The records below are to be repeated in full, exactly as they are.

#### [DATA SECTION]
----------

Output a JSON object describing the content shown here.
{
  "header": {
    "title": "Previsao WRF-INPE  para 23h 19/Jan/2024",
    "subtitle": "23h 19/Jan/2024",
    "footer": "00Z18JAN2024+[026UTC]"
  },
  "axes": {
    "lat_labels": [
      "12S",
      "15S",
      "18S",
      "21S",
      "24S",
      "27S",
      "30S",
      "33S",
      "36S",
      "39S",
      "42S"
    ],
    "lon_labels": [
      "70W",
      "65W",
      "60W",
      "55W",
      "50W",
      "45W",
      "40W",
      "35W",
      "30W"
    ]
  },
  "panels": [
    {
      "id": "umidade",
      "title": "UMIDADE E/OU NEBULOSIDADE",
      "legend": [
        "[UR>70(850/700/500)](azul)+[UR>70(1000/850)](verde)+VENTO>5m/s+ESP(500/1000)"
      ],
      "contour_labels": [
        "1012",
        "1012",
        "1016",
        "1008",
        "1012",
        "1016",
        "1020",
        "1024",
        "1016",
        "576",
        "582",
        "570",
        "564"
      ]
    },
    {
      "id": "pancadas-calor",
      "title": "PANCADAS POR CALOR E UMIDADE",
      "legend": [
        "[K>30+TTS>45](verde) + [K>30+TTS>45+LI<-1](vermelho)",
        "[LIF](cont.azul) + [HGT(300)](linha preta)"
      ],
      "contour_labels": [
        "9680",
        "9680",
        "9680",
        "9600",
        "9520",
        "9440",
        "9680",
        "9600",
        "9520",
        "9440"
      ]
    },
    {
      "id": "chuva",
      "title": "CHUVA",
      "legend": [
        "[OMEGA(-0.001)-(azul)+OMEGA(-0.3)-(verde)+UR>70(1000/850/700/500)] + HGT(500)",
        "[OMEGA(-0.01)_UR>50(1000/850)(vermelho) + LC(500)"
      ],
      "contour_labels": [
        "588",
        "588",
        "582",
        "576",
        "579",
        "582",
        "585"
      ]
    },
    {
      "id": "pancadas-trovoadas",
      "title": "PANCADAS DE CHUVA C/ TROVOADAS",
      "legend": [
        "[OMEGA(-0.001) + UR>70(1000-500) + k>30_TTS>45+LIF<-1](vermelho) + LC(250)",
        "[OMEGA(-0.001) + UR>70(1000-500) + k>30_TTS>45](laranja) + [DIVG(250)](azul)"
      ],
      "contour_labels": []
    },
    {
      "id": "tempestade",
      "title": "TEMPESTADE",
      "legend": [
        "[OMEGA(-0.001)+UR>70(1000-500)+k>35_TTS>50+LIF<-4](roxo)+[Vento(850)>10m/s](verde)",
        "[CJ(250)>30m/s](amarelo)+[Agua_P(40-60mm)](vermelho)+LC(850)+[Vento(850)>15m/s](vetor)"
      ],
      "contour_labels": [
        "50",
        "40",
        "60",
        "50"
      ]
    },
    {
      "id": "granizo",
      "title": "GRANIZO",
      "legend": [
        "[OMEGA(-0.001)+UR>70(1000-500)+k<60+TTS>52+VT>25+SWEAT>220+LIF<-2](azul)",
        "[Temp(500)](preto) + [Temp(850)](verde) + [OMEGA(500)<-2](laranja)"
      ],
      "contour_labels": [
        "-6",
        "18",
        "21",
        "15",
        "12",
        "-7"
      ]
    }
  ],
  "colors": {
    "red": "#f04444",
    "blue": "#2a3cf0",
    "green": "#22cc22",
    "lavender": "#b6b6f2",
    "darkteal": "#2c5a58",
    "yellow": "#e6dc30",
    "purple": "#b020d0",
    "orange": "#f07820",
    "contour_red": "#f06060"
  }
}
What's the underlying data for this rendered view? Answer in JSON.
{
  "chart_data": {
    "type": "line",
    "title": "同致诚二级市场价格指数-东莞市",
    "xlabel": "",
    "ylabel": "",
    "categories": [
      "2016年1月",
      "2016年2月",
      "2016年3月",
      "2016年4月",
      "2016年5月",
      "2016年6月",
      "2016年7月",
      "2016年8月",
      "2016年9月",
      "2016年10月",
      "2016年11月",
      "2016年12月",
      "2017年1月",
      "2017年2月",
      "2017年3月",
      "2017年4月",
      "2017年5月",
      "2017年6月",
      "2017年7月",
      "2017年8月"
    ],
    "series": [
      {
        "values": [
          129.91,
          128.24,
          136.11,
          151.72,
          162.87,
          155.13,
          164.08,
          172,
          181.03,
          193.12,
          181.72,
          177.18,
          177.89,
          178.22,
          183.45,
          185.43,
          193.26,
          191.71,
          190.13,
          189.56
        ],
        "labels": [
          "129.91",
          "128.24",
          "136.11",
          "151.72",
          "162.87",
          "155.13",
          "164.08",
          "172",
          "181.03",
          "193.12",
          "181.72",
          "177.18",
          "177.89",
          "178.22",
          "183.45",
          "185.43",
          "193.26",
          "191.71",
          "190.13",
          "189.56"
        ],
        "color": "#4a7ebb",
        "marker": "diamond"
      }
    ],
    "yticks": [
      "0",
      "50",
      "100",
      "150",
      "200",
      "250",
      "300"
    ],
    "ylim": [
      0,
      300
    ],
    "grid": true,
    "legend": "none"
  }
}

----------

#### [SOLUTION FOR THIS PROBLEM]
Output a JSON object describing the content shown here.
{
  "header": {
    "title": "Previsao WRF-INPE  para 23h 19/Jan/2024",
    "subtitle": "23h 19/Jan/2024",
    "footer": "00Z18JAN2024+[026UTC]"
  },
  "axes": {
    "lat_labels": [
      "12S",
      "15S",
      "18S",
      "21S",
      "24S",
      "27S",
      "30S",
      "33S",
      "36S",
      "39S",
      "42S"
    ],
    "lon_labels": [
      "70W",
      "65W",
      "60W",
      "55W",
      "50W",
      "45W",
      "40W",
      "35W",
      "30W"
    ]
  },
  "panels": [
    {
      "id": "umidade",
      "title": "UMIDADE E/OU NEBULOSIDADE",
      "legend": [
        "[UR>70(850/700/500)](azul)+[UR>70(1000/850)](verde)+VENTO>5m/s+ESP(500/1000)"
      ],
      "contour_labels": [
        "1012",
        "1012",
        "1016",
        "1008",
        "1012",
        "1016",
        "1020",
        "1024",
        "1016",
        "576",
        "582",
        "570",
        "564"
      ]
    },
    {
      "id": "pancadas-calor",
      "title": "PANCADAS POR CALOR E UMIDADE",
      "legend": [
        "[K>30+TTS>45](verde) + [K>30+TTS>45+LI<-1](vermelho)",
        "[LIF](cont.azul) + [HGT(300)](linha preta)"
      ],
      "contour_labels": [
        "9680",
        "9680",
        "9680",
        "9600",
        "9520",
        "9440",
        "9680",
        "9600",
        "9520",
        "9440"
      ]
    },
    {
      "id": "chuva",
      "title": "CHUVA",
      "legend": [
        "[OMEGA(-0.001)-(azul)+OMEGA(-0.3)-(verde)+UR>70(1000/850/700/500)] + HGT(500)",
        "[OMEGA(-0.01)_UR>50(1000/850)(vermelho) + LC(500)"
      ],
      "contour_labels": [
        "588",
        "588",
        "582",
        "576",
        "579",
        "582",
        "585"
      ]
    },
    {
      "id": "pancadas-trovoadas",
      "title": "PANCADAS DE CHUVA C/ TROVOADAS",
      "legend": [
        "[OMEGA(-0.001) + UR>70(1000-500) + k>30_TTS>45+LIF<-1](vermelho) + LC(250)",
        "[OMEGA(-0.001) + UR>70(1000-500) + k>30_TTS>45](laranja) + [DIVG(250)](azul)"
      ],
      "contour_labels": []
    },
    {
      "id": "tempestade",
      "title": "TEMPESTADE",
      "legend": [
        "[OMEGA(-0.001)+UR>70(1000-500)+k>35_TTS>50+LIF<-4](roxo)+[Vento(850)>10m/s](verde)",
        "[CJ(250)>30m/s](amarelo)+[Agua_P(40-60mm)](vermelho)+LC(850)+[Vento(850)>15m/s](vetor)"
      ],
      "contour_labels": [
        "50",
        "40",
        "60",
        "50"
      ]
    },
    {
      "id": "granizo",
      "title": "GRANIZO",
      "legend": [
        "[OMEGA(-0.001)+UR>70(1000-500)+k<60+TTS>52+VT>25+SWEAT>220+LIF<-2](azul)",
        "[Temp(500)](preto) + [Temp(850)](verde) + [OMEGA(500)<-2](laranja)"
      ],
      "contour_labels": [
        "-6",
        "18",
        "21",
        "15",
        "12",
        "-7"
      ]
    }
  ],
  "colors": {
    "red": "#f04444",
    "blue": "#2a3cf0",
    "green": "#22cc22",
    "lavender": "#b6b6f2",
    "darkteal": "#2c5a58",
    "yellow": "#e6dc30",
    "purple": "#b020d0",
    "orange": "#f07820",
    "contour_red": "#f06060"
  }
}
What's the underlying data for this rendered view? Answer in JSON.
{
  "chart_data": {
    "type": "line",
    "title": "同致诚二级市场价格指数-东莞市",
    "xlabel": "",
    "ylabel": "",
    "categories": [
      "2016年1月",
      "2016年2月",
      "2016年3月",
      "2016年4月",
      "2016年5月",
      "2016年6月",
      "2016年7月",
      "2016年8月",
      "2016年9月",
      "2016年10月",
      "2016年11月",
      "2016年12月",
      "2017年1月",
      "2017年2月",
      "2017年3月",
      "2017年4月",
      "2017年5月",
      "2017年6月",
      "2017年7月",
      "2017年8月"
    ],
    "series": [
      {
        "values": [
          129.91,
          128.24,
          136.11,
          151.72,
          162.87,
          155.13,
          164.08,
          172,
          181.03,
          193.12,
          181.72,
          177.18,
          177.89,
          178.22,
          183.45,
          185.43,
          193.26,
          191.71,
          190.13,
          189.56
        ],
        "labels": [
          "129.91",
          "128.24",
          "136.11",
          "151.72",
          "162.87",
          "155.13",
          "164.08",
          "172",
          "181.03",
          "193.12",
          "181.72",
          "177.18",
          "177.89",
          "178.22",
          "183.45",
          "185.43",
          "193.26",
          "191.71",
          "190.13",
          "189.56"
        ],
        "color": "#4a7ebb",
        "marker": "diamond"
      }
    ],
    "yticks": [
      "0",
      "50",
      "100",
      "150",
      "200",
      "250",
      "300"
    ],
    "ylim": [
      0,
      300
    ],
    "grid": true,
    "legend": "none"
  }
}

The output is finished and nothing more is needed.